= BRIEF =
Determine the count of lines holding "warmth" and give that count alone.

>> START RAW DATA

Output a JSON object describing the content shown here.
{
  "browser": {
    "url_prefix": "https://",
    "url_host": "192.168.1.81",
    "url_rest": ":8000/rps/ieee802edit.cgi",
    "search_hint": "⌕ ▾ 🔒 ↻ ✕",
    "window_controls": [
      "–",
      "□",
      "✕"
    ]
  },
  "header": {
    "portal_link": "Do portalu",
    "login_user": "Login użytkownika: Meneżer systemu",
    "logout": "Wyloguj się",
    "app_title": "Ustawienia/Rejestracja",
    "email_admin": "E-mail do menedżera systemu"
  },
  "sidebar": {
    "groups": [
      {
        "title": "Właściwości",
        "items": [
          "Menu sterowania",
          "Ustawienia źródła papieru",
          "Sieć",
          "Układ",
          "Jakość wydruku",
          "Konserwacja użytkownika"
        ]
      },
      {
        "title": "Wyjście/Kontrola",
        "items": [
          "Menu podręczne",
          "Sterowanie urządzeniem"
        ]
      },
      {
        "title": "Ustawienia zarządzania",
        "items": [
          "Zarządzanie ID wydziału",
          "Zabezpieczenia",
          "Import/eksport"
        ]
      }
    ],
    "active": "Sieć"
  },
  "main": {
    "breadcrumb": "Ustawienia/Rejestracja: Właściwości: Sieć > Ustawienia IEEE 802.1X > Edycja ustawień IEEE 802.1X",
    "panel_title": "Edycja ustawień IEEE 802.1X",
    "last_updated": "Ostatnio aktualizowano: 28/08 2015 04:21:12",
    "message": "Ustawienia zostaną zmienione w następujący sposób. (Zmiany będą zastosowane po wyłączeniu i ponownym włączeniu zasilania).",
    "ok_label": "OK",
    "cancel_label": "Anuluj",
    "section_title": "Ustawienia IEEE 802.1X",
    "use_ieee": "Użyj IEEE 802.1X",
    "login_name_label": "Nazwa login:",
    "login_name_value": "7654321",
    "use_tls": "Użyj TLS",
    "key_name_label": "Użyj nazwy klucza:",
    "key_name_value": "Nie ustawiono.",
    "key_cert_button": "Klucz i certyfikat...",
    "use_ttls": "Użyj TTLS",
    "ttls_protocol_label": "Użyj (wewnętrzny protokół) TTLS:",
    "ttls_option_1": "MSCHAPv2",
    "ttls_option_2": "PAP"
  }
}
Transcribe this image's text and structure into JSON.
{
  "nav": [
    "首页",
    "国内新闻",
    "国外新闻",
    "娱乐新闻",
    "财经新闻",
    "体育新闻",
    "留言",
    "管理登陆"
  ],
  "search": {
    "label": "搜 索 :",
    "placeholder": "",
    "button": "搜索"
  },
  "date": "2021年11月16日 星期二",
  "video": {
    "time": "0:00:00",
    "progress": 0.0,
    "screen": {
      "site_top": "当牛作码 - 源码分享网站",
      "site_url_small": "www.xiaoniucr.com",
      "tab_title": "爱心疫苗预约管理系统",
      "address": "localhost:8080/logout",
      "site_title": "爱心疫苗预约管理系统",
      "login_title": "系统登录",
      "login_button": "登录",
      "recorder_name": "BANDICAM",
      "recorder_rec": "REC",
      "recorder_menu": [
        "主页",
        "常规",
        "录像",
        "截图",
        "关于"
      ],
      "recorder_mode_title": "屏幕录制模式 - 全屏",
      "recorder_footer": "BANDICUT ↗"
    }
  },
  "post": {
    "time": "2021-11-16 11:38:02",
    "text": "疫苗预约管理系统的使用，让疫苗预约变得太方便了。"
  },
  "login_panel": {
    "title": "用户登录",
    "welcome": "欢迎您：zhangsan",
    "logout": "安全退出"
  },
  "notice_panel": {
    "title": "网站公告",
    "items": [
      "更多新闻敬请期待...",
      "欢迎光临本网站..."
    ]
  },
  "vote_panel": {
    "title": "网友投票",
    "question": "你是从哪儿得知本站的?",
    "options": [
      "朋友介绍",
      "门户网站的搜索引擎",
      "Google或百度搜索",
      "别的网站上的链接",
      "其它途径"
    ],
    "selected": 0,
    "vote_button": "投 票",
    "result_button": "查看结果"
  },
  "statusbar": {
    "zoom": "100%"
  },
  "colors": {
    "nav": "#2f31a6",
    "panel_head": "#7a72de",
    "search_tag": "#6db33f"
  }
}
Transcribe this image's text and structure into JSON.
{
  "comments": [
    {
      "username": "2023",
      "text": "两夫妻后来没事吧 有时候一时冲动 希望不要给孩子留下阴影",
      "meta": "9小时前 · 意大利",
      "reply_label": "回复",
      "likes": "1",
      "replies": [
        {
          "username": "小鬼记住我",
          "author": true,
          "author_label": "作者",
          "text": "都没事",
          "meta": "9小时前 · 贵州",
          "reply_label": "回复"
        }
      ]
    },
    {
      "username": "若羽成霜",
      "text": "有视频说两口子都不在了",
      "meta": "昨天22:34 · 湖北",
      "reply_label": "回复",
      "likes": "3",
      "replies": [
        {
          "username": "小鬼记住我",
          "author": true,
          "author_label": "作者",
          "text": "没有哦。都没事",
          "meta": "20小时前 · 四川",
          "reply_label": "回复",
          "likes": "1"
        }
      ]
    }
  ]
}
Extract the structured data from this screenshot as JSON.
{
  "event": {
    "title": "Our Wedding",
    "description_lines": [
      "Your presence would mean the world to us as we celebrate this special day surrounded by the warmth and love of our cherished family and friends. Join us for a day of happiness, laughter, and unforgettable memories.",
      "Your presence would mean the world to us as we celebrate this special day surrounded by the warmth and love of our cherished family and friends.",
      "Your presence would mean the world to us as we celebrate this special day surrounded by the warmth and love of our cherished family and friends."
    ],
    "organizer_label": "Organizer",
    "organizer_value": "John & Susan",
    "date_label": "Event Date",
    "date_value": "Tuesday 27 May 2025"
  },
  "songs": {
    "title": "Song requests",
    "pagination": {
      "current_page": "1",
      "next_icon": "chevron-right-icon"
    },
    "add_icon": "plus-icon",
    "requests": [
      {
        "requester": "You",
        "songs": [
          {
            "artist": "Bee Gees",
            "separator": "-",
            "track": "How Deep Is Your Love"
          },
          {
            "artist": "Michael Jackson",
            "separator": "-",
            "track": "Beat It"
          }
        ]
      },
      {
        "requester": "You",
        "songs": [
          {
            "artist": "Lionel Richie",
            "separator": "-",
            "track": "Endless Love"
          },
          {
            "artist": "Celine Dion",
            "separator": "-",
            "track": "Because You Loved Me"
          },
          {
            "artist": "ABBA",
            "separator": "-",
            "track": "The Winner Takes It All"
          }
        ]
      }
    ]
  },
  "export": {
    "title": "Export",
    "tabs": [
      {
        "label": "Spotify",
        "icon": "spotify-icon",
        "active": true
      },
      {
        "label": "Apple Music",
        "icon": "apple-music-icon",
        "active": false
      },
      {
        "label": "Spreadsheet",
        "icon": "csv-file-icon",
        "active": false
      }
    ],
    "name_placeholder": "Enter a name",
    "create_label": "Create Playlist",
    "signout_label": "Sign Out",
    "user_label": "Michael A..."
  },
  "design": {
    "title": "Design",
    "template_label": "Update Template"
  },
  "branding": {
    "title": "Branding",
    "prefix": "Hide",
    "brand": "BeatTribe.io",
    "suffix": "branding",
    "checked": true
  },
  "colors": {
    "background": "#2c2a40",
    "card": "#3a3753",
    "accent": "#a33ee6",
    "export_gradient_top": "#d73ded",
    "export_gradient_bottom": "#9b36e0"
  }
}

>> END RAW DATA

= EXERCISE RESPONSE =
3